### STATED EXERCISE
Count, in the entries below, the lines in which "process" occurs. Give the number, nothing more.

— Start RECORDS PROVIDED —

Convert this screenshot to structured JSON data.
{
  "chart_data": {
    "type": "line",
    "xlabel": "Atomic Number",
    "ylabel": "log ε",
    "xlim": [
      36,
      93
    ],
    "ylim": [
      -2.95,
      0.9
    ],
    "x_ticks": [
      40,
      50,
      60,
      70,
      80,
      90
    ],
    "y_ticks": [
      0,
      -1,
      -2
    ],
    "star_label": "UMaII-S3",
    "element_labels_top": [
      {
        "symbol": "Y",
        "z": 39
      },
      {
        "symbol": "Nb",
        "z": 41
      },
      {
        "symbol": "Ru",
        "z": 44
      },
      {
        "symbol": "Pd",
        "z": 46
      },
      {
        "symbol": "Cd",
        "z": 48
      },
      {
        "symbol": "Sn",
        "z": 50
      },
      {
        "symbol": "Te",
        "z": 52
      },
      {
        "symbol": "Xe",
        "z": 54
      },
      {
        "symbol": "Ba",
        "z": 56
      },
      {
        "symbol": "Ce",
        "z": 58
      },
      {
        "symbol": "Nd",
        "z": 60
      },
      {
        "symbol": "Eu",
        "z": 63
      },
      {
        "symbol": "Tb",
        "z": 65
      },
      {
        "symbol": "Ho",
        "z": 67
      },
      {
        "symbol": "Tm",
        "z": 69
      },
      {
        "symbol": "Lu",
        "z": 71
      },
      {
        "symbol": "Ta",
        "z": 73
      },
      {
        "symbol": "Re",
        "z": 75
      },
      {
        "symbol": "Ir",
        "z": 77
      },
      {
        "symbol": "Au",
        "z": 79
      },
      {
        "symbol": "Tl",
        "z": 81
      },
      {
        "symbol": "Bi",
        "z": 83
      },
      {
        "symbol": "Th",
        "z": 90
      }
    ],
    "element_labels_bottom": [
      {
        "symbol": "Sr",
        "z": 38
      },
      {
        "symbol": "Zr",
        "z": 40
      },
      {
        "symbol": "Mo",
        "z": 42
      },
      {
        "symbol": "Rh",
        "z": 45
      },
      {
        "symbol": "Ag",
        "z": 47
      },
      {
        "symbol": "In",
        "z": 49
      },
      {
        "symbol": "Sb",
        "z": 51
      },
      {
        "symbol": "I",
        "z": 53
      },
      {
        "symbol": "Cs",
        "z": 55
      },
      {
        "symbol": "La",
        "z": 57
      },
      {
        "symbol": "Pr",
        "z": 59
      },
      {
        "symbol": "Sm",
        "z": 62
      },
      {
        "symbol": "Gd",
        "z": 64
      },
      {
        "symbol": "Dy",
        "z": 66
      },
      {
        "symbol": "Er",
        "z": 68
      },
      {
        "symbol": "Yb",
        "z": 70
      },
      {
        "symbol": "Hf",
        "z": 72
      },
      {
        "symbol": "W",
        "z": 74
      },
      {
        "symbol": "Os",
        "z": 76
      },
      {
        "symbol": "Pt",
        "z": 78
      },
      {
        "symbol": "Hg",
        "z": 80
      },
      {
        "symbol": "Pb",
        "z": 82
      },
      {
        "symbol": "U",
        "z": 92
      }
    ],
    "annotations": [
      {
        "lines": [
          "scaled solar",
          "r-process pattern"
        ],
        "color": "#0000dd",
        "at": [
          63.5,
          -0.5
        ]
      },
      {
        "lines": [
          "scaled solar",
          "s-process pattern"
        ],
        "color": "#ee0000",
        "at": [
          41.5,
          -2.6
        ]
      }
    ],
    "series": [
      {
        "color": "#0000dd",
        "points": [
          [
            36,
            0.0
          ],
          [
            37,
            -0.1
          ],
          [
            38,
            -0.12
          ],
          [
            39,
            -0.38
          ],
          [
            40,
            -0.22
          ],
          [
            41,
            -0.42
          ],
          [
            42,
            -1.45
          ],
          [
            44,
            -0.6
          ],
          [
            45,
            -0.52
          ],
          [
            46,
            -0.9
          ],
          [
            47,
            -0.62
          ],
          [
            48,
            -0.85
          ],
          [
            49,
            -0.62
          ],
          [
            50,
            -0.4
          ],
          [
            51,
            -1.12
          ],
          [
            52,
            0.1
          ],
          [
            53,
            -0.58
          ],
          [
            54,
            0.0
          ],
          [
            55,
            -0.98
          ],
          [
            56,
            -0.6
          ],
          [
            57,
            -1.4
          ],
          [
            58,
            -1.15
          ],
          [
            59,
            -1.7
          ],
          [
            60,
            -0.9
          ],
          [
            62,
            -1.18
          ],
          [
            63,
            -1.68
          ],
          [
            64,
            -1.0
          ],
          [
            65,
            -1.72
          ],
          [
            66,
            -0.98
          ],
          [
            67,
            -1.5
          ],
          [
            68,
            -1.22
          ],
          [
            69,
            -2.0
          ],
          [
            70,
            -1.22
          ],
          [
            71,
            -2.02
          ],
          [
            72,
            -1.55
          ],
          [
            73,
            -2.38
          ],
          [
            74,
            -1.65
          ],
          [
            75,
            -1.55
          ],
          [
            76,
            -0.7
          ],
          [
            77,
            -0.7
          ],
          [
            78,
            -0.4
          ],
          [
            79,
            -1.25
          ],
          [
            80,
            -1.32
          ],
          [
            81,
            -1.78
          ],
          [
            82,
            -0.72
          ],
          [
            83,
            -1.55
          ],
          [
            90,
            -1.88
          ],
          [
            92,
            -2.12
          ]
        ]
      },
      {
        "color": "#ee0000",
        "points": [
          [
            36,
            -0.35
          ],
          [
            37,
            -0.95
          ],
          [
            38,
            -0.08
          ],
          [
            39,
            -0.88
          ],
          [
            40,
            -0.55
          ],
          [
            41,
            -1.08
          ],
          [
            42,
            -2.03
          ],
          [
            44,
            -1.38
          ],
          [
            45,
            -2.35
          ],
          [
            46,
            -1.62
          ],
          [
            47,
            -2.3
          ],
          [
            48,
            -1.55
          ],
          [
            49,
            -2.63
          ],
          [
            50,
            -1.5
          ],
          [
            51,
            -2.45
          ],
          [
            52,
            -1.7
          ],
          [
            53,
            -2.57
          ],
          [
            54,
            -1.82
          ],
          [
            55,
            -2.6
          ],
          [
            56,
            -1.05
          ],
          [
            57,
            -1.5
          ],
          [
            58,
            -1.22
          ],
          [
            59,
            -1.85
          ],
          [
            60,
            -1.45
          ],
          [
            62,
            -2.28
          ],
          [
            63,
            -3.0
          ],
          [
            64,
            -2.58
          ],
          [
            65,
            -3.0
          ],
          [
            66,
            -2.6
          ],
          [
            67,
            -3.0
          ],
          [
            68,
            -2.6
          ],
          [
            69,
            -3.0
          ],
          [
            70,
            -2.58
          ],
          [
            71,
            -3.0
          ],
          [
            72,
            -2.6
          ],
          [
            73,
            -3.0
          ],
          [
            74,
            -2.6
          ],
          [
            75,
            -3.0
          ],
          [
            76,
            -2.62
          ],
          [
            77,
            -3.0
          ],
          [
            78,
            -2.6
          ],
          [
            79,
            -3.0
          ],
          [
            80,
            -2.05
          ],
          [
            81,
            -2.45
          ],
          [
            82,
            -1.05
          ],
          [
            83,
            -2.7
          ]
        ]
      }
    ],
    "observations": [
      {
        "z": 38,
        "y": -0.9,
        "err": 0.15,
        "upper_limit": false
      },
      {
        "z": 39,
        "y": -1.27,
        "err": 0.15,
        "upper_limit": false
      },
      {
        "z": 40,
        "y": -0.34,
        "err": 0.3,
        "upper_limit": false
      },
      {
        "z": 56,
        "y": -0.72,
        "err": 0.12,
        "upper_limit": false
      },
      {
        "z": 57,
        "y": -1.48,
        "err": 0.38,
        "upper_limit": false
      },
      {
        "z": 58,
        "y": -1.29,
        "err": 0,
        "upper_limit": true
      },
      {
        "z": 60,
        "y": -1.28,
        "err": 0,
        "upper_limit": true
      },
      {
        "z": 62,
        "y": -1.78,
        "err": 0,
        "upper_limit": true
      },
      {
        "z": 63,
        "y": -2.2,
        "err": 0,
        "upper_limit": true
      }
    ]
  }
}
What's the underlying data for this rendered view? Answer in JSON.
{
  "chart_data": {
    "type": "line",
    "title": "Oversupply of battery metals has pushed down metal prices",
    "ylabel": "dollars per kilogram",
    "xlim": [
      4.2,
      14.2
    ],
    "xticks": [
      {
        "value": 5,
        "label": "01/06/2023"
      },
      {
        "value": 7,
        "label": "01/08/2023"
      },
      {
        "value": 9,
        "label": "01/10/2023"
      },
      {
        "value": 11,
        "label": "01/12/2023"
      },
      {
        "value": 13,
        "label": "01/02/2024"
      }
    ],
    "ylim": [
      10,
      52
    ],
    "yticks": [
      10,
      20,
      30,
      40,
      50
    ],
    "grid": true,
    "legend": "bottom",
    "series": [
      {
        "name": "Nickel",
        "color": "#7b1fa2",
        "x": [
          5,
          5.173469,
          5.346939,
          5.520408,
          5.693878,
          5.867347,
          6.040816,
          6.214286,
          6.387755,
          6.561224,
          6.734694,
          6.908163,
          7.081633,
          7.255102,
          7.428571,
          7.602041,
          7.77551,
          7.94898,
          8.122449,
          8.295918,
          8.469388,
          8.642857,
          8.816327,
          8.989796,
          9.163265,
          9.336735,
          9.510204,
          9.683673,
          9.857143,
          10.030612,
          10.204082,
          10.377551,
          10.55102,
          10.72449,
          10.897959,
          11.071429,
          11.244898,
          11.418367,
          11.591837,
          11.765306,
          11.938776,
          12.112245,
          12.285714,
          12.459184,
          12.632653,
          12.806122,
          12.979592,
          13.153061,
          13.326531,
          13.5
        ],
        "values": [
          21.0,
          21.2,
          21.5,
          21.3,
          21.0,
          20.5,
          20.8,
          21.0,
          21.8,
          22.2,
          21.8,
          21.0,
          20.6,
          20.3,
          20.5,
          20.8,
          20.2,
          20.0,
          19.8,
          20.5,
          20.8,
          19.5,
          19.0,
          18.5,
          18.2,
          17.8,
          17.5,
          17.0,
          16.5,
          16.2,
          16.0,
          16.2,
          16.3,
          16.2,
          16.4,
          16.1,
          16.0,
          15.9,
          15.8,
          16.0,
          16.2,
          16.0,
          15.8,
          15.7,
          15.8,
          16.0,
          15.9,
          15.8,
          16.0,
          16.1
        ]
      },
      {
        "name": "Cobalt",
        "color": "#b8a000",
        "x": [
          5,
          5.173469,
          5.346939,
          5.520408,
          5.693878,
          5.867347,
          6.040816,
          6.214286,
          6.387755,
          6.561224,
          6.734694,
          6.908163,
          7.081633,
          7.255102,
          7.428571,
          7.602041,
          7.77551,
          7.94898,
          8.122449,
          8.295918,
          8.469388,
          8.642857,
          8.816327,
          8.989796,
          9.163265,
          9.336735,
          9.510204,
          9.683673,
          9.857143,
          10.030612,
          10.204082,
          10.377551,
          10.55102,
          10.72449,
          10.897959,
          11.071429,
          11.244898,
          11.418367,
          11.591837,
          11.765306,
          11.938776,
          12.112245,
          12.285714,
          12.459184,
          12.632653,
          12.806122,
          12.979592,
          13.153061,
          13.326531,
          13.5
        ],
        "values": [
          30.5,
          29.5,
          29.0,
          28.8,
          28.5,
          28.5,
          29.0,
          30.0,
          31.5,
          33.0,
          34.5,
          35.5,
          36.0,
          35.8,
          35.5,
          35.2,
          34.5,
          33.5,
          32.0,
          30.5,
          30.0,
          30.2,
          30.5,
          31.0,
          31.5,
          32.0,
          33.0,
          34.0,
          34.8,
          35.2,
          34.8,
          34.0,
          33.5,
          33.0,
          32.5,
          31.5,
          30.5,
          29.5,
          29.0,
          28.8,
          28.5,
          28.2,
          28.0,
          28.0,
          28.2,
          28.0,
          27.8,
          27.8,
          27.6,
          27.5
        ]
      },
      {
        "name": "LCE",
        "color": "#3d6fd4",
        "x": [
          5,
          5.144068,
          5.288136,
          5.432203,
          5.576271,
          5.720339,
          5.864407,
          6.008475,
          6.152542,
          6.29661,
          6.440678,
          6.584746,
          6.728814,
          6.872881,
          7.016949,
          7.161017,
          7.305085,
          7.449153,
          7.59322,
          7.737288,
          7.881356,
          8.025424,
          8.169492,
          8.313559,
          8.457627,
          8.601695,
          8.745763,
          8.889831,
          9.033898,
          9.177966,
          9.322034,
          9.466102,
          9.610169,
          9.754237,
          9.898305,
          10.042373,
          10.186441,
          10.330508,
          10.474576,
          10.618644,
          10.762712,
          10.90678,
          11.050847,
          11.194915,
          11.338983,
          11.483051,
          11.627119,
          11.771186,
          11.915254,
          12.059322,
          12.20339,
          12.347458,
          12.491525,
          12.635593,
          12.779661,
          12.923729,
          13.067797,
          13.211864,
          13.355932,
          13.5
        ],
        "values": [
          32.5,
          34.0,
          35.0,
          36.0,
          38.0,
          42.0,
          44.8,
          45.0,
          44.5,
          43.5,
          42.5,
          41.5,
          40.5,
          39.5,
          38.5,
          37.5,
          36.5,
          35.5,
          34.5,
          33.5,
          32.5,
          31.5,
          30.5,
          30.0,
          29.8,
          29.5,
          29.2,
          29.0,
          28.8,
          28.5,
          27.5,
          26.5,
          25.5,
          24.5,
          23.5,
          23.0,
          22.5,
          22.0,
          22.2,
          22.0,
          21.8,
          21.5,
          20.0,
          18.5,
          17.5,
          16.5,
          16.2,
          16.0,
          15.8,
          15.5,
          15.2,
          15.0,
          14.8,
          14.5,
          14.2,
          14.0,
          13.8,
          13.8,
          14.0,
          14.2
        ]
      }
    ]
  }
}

— End RECORDS PROVIDED —

### EXERCISE ANSWER
2